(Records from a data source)

========================================

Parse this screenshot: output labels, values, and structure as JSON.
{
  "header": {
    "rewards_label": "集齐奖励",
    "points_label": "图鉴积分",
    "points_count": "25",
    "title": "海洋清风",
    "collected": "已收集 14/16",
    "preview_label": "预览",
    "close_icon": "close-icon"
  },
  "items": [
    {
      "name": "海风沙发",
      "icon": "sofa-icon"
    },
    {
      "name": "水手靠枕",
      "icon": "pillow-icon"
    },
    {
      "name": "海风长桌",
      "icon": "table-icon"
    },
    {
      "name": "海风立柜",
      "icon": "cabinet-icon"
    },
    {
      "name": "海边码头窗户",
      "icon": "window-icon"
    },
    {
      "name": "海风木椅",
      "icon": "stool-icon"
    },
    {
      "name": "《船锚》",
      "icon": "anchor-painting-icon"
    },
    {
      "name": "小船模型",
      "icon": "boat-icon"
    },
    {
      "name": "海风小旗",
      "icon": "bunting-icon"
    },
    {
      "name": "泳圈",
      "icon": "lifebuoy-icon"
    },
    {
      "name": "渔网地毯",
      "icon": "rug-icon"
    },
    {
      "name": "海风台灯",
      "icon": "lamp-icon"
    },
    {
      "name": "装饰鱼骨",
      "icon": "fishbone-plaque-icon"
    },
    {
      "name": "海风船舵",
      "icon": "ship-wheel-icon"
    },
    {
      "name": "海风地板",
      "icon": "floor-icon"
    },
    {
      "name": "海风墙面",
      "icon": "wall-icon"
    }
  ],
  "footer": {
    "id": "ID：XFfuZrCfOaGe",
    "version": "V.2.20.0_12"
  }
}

========================================

Every record above should be output exactly.

Parse this screenshot: output labels, values, and structure as JSON.
{
  "header": {
    "rewards_label": "集齐奖励",
    "points_label": "图鉴积分",
    "points_count": "25",
    "title": "海洋清风",
    "collected": "已收集 14/16",
    "preview_label": "预览",
    "close_icon": "close-icon"
  },
  "items": [
    {
      "name": "海风沙发",
      "icon": "sofa-icon"
    },
    {
      "name": "水手靠枕",
      "icon": "pillow-icon"
    },
    {
      "name": "海风长桌",
      "icon": "table-icon"
    },
    {
      "name": "海风立柜",
      "icon": "cabinet-icon"
    },
    {
      "name": "海边码头窗户",
      "icon": "window-icon"
    },
    {
      "name": "海风木椅",
      "icon": "stool-icon"
    },
    {
      "name": "《船锚》",
      "icon": "anchor-painting-icon"
    },
    {
      "name": "小船模型",
      "icon": "boat-icon"
    },
    {
      "name": "海风小旗",
      "icon": "bunting-icon"
    },
    {
      "name": "泳圈",
      "icon": "lifebuoy-icon"
    },
    {
      "name": "渔网地毯",
      "icon": "rug-icon"
    },
    {
      "name": "海风台灯",
      "icon": "lamp-icon"
    },
    {
      "name": "装饰鱼骨",
      "icon": "fishbone-plaque-icon"
    },
    {
      "name": "海风船舵",
      "icon": "ship-wheel-icon"
    },
    {
      "name": "海风地板",
      "icon": "floor-icon"
    },
    {
      "name": "海风墙面",
      "icon": "wall-icon"
    }
  ],
  "footer": {
    "id": "ID：XFfuZrCfOaGe",
    "version": "V.2.20.0_12"
  }
}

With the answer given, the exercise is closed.